Extracted data entries
- - -
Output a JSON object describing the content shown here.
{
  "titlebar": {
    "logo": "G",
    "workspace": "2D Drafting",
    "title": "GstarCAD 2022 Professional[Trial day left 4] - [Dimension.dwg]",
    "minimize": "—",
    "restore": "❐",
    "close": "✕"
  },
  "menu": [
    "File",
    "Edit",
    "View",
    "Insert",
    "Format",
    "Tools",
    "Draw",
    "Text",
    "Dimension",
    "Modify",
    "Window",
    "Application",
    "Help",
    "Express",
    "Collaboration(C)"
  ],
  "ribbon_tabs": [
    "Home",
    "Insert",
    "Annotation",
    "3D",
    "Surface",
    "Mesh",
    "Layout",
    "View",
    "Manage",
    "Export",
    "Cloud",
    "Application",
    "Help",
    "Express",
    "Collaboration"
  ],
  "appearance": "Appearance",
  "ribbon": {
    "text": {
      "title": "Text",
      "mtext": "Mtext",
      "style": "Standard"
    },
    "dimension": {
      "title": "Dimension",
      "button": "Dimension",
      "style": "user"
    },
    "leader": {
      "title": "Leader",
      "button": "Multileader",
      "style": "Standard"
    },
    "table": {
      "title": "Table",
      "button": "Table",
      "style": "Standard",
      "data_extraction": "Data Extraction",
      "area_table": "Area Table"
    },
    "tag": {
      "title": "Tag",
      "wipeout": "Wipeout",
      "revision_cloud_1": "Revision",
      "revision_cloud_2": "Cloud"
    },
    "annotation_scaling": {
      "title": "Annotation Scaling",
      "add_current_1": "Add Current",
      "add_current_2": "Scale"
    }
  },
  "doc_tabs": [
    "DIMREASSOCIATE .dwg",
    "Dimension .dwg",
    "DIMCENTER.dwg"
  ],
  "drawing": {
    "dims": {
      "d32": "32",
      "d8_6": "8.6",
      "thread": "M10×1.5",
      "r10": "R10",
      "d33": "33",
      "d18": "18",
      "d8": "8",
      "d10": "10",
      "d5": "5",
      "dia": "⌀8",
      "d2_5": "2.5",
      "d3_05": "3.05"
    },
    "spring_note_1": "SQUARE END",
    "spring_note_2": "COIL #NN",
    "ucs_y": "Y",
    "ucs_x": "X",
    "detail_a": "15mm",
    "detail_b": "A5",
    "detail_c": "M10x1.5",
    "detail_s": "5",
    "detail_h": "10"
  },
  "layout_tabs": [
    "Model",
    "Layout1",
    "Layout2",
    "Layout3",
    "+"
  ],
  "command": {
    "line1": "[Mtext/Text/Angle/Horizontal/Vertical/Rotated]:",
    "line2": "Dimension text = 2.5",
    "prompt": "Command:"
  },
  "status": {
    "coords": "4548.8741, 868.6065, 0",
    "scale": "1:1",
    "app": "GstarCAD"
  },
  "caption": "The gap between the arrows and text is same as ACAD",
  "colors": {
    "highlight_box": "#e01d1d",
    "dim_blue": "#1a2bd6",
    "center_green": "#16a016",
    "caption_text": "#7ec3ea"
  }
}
- - -
* DESCRIPTION OF THE TASK: Count how many lines above carry the word "GstarCAD". Only the number is required.

* COMPLETE RESPONSE: 2